Set task - Copy nothing but the text: reproduce each line of the listing exactly and leave the pictures out.

++++

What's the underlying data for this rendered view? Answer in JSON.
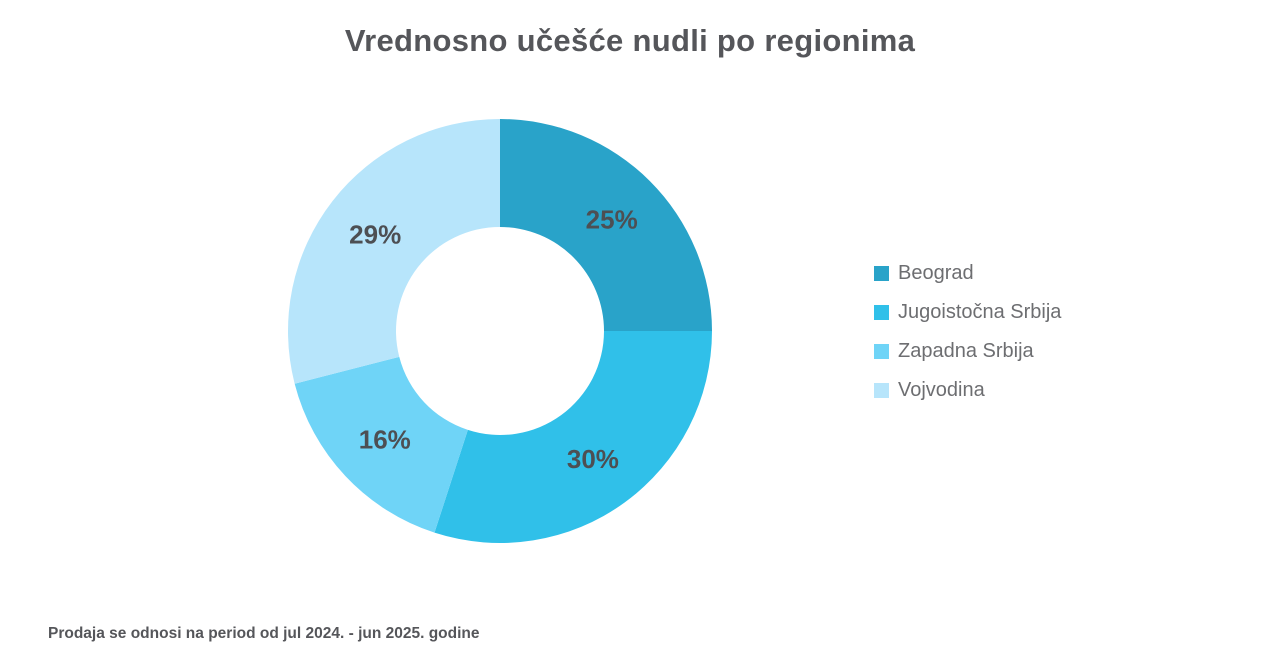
{
  "page": {
    "title": "Vrednosno učešće nudli po regionima",
    "footnote": "Prodaja se odnosi na period od jul 2024. - jun 2025. godine",
    "background": "#FFFFFF"
  },
  "text_colors": {
    "title": "#55565A",
    "value_labels": "#4D4F53",
    "legend": "#6D6E71",
    "footnote": "#55565A"
  },
  "chart_data": {
    "type": "pie",
    "subtype": "donut",
    "title": "Vrednosno učešće nudli po regionima",
    "unit": "%",
    "direction": "clockwise",
    "start_angle_deg": 0,
    "inner_radius_ratio": 0.49,
    "legend_position": "right",
    "categories": [
      "Beograd",
      "Jugoistočna Srbija",
      "Zapadna Srbija",
      "Vojvodina"
    ],
    "values": [
      25,
      30,
      16,
      29
    ],
    "segments": [
      {
        "label": "Beograd",
        "value": 25,
        "display_value": "25%",
        "color": "#29A3C9"
      },
      {
        "label": "Jugoistočna Srbija",
        "value": 30,
        "display_value": "30%",
        "color": "#30C0E9"
      },
      {
        "label": "Zapadna Srbija",
        "value": 16,
        "display_value": "16%",
        "color": "#6FD4F7"
      },
      {
        "label": "Vojvodina",
        "value": 29,
        "display_value": "29%",
        "color": "#B7E5FB"
      }
    ]
  }
}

++++

Result below -
What's the underlying data for this rendered view? Answer in JSON.
{
  "page": {
    "title": "Vrednosno učešće nudli po regionima",
    "footnote": "Prodaja se odnosi na period od jul 2024. - jun 2025. godine",
    "background": "#FFFFFF"
  },
  "text_colors": {
    "title": "#55565A",
    "value_labels": "#4D4F53",
    "legend": "#6D6E71",
    "footnote": "#55565A"
  },
  "chart_data": {
    "type": "pie",
    "subtype": "donut",
    "title": "Vrednosno učešće nudli po regionima",
    "unit": "%",
    "direction": "clockwise",
    "start_angle_deg": 0,
    "inner_radius_ratio": 0.49,
    "legend_position": "right",
    "categories": [
      "Beograd",
      "Jugoistočna Srbija",
      "Zapadna Srbija",
      "Vojvodina"
    ],
    "values": [
      25,
      30,
      16,
      29
    ],
    "segments": [
      {
        "label": "Beograd",
        "value": 25,
        "display_value": "25%",
        "color": "#29A3C9"
      },
      {
        "label": "Jugoistočna Srbija",
        "value": 30,
        "display_value": "30%",
        "color": "#30C0E9"
      },
      {
        "label": "Zapadna Srbija",
        "value": 16,
        "display_value": "16%",
        "color": "#6FD4F7"
      },
      {
        "label": "Vojvodina",
        "value": 29,
        "display_value": "29%",
        "color": "#B7E5FB"
      }
    ]
  }
}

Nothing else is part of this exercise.